- DATA PROVIDED -
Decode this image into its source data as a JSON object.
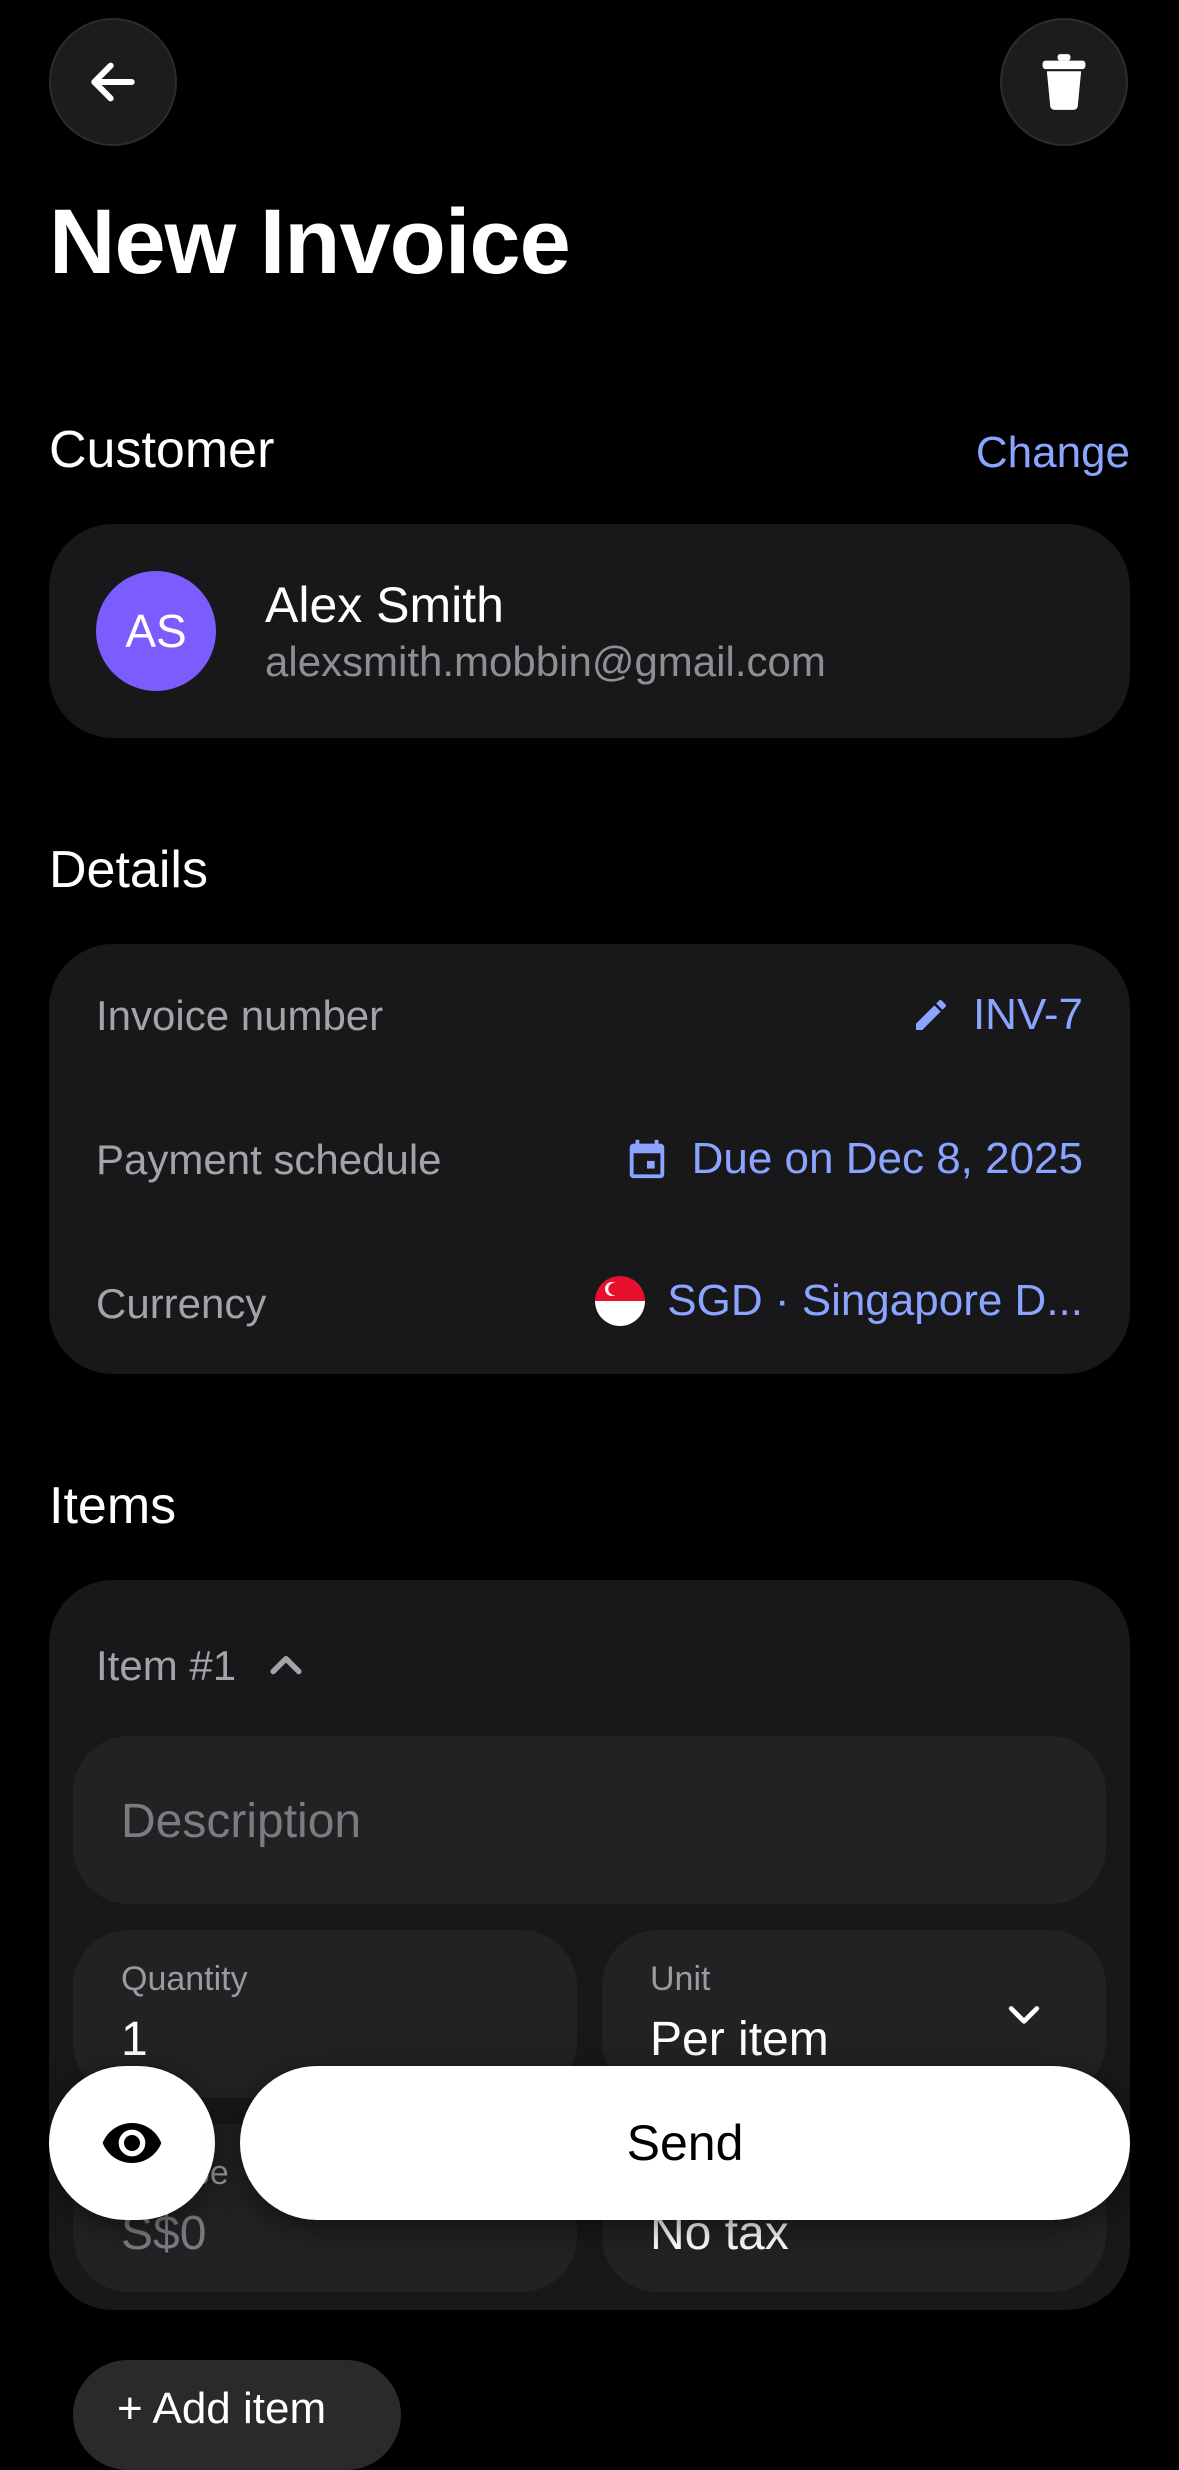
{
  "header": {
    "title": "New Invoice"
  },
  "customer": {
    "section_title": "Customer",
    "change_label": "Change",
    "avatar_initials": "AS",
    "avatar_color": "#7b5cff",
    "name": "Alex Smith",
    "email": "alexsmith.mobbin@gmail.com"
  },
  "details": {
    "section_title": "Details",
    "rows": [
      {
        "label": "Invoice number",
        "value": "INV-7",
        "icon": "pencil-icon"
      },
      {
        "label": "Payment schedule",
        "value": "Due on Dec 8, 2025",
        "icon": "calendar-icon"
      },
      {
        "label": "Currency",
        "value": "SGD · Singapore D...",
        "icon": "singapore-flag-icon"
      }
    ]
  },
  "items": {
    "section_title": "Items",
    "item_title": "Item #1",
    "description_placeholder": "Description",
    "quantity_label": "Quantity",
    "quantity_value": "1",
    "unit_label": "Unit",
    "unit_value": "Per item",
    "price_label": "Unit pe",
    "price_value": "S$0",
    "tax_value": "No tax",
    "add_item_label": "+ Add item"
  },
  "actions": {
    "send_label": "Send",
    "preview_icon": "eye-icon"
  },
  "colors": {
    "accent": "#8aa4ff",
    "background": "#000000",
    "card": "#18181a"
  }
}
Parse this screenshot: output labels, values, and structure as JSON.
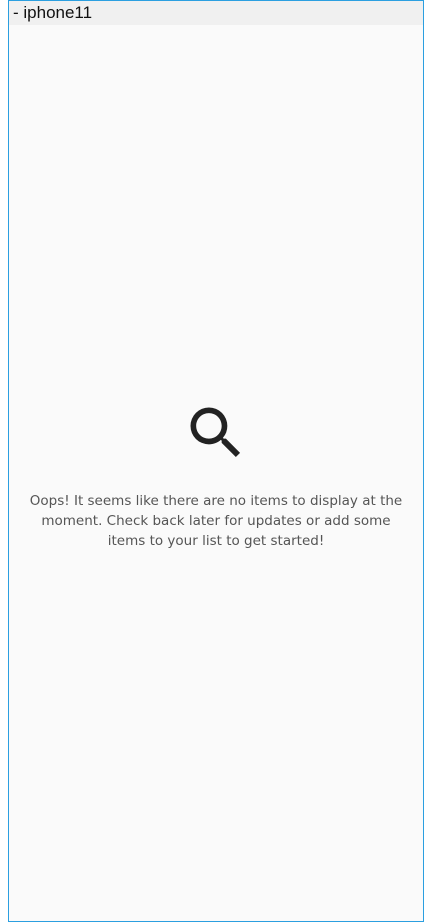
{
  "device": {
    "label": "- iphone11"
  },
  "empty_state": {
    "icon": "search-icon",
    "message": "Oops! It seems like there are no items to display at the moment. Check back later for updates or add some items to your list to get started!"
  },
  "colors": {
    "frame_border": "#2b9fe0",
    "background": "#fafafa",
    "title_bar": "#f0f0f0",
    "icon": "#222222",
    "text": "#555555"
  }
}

- JOB -
Repeat the data exactly in full, omitting its pictures.

- TASK RESPONSE -
Decode this image into its source data as a JSON object.
{
  "header": {
    "title": "New Invoice"
  },
  "customer": {
    "section_title": "Customer",
    "change_label": "Change",
    "avatar_initials": "AS",
    "avatar_color": "#7b5cff",
    "name": "Alex Smith",
    "email": "alexsmith.mobbin@gmail.com"
  },
  "details": {
    "section_title": "Details",
    "rows": [
      {
        "label": "Invoice number",
        "value": "INV-7",
        "icon": "pencil-icon"
      },
      {
        "label": "Payment schedule",
        "value": "Due on Dec 8, 2025",
        "icon": "calendar-icon"
      },
      {
        "label": "Currency",
        "value": "SGD · Singapore D...",
        "icon": "singapore-flag-icon"
      }
    ]
  },
  "items": {
    "section_title": "Items",
    "item_title": "Item #1",
    "description_placeholder": "Description",
    "quantity_label": "Quantity",
    "quantity_value": "1",
    "unit_label": "Unit",
    "unit_value": "Per item",
    "price_label": "Unit pe",
    "price_value": "S$0",
    "tax_value": "No tax",
    "add_item_label": "+ Add item"
  },
  "actions": {
    "send_label": "Send",
    "preview_icon": "eye-icon"
  },
  "colors": {
    "accent": "#8aa4ff",
    "background": "#000000",
    "card": "#18181a"
  }
}
Parse this screenshot: output labels, values, and structure as JSON.
{
  "device": {
    "label": "- iphone11"
  },
  "empty_state": {
    "icon": "search-icon",
    "message": "Oops! It seems like there are no items to display at the moment. Check back later for updates or add some items to your list to get started!"
  },
  "colors": {
    "frame_border": "#2b9fe0",
    "background": "#fafafa",
    "title_bar": "#f0f0f0",
    "icon": "#222222",
    "text": "#555555"
  }
}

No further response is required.